§ What you have to do
Using the entries that follow, collect the lines where the word "Cube" appears.

§ Data for processing
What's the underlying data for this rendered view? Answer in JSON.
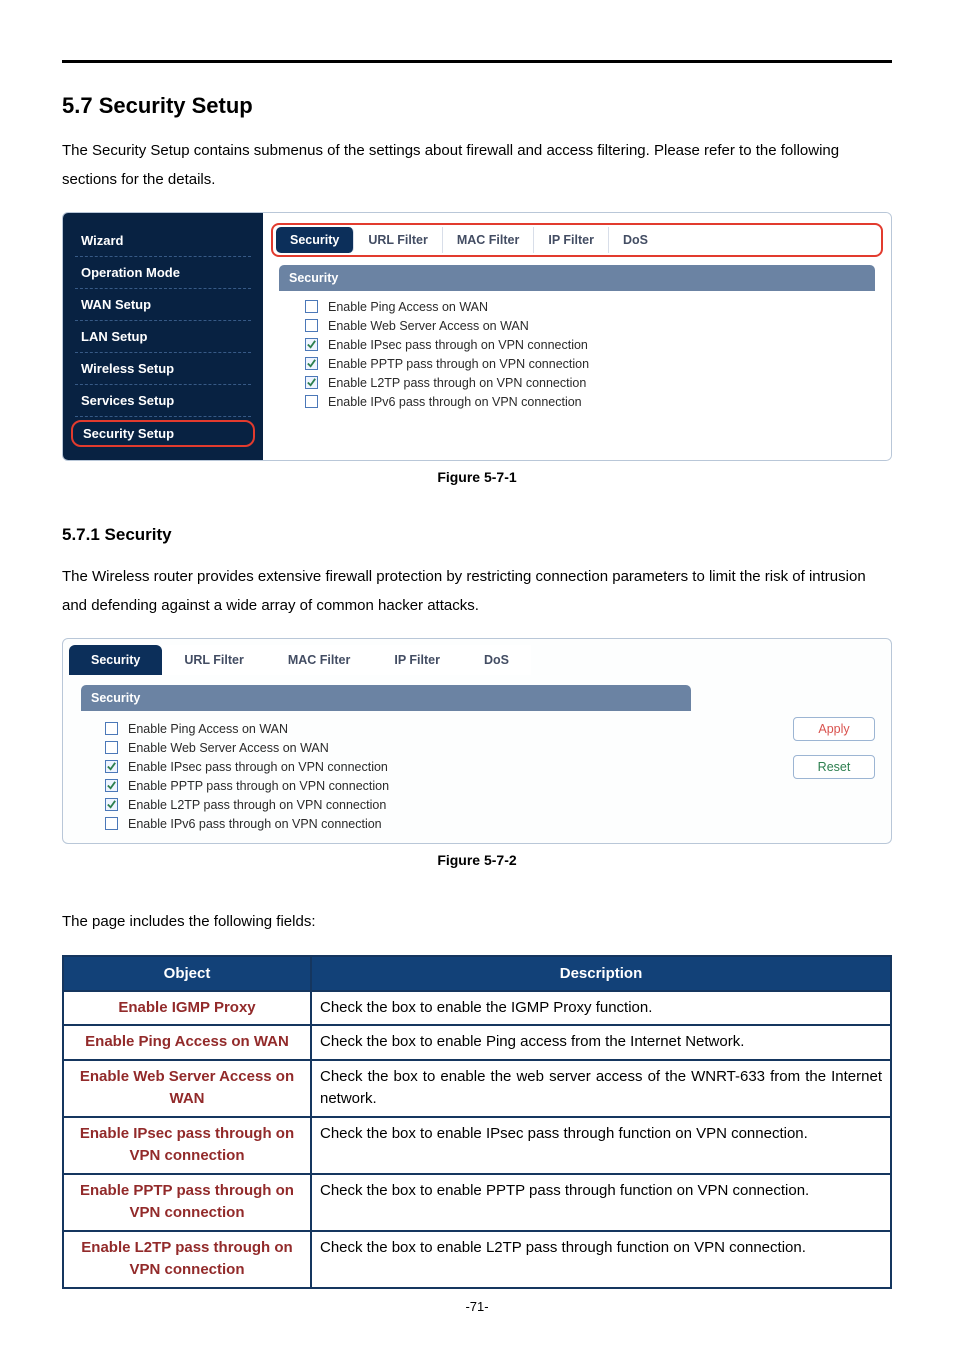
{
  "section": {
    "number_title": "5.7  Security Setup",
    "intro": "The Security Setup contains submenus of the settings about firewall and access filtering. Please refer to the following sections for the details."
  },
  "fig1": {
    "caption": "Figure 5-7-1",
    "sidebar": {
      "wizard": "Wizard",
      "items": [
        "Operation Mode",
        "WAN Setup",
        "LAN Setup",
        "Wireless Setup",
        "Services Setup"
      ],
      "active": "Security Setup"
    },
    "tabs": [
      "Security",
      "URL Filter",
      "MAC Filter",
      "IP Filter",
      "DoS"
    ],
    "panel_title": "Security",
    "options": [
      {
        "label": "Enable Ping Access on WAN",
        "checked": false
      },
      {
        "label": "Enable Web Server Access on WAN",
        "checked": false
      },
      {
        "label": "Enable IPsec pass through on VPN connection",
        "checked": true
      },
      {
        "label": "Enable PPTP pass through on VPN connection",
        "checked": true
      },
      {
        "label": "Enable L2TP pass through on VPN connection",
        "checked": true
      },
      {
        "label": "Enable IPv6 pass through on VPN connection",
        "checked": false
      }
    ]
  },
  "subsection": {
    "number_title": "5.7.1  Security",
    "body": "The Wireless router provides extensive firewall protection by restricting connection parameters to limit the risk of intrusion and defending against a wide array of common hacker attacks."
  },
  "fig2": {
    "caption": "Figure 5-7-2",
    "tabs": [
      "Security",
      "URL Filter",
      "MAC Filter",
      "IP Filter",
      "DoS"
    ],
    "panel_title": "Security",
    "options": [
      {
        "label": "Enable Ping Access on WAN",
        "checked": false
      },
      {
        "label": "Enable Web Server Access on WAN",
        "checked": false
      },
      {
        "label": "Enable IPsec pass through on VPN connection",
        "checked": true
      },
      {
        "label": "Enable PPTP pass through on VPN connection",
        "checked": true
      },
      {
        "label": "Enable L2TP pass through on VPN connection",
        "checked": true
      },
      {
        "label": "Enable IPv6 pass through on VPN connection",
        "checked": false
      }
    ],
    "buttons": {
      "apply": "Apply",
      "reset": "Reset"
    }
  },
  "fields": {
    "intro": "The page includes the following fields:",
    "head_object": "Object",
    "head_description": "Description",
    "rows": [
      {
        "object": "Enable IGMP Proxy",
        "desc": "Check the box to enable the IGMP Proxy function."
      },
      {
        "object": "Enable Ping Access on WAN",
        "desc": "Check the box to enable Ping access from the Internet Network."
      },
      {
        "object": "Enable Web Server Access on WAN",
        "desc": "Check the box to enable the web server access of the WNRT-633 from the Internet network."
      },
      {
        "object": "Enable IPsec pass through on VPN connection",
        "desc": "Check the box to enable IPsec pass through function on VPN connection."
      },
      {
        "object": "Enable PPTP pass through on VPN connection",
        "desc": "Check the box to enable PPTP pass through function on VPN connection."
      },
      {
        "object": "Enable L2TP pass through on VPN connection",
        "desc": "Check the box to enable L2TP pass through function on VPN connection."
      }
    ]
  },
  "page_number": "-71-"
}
* * *
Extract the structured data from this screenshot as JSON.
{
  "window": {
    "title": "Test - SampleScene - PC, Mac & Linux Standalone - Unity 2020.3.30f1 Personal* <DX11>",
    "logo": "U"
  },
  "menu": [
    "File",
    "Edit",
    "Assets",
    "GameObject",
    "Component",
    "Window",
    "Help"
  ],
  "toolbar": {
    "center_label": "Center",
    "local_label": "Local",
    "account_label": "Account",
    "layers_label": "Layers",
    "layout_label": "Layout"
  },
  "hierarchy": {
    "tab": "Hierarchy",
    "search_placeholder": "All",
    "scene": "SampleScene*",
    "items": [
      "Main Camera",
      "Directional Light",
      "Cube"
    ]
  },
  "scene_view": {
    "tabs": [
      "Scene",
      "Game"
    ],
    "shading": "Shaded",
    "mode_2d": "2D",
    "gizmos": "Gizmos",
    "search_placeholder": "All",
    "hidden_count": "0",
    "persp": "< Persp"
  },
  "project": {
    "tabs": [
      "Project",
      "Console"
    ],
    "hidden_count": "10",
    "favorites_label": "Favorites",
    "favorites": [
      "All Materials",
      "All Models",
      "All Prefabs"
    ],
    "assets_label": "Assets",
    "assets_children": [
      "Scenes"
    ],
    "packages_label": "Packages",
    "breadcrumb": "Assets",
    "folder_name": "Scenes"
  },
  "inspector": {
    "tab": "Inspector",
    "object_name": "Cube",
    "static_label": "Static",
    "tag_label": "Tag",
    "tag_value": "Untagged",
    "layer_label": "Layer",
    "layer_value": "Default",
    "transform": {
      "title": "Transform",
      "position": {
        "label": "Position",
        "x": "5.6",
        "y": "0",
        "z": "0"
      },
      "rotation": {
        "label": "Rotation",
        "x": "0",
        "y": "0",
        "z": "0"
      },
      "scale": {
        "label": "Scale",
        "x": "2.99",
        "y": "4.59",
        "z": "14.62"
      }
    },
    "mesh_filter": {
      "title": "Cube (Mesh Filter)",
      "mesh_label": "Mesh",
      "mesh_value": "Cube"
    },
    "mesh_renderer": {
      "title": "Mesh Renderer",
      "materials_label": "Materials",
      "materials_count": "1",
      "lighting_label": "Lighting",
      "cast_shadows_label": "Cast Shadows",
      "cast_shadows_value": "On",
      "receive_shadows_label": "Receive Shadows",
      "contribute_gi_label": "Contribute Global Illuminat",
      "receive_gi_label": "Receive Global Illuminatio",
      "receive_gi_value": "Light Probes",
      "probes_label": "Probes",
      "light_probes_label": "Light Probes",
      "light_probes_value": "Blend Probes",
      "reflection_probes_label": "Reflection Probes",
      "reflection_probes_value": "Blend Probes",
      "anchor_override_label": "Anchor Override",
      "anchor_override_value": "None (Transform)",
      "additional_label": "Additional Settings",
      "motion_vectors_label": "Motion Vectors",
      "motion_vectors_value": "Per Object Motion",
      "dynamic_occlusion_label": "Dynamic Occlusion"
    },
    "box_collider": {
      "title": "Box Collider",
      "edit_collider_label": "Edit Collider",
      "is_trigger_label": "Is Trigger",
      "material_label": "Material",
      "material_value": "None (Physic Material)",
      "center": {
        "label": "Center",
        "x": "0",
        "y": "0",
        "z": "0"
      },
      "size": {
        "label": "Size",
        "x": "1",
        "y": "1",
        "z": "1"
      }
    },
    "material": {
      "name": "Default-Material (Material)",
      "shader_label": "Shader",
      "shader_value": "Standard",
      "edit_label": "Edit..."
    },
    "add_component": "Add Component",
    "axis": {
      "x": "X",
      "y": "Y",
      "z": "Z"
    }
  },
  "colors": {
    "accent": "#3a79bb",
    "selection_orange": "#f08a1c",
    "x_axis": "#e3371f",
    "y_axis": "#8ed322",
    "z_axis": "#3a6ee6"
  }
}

§ Solution below
      "Cube"
    "object_name": "Cube",
      "title": "Cube (Mesh Filter)",
      "mesh_value": "Cube"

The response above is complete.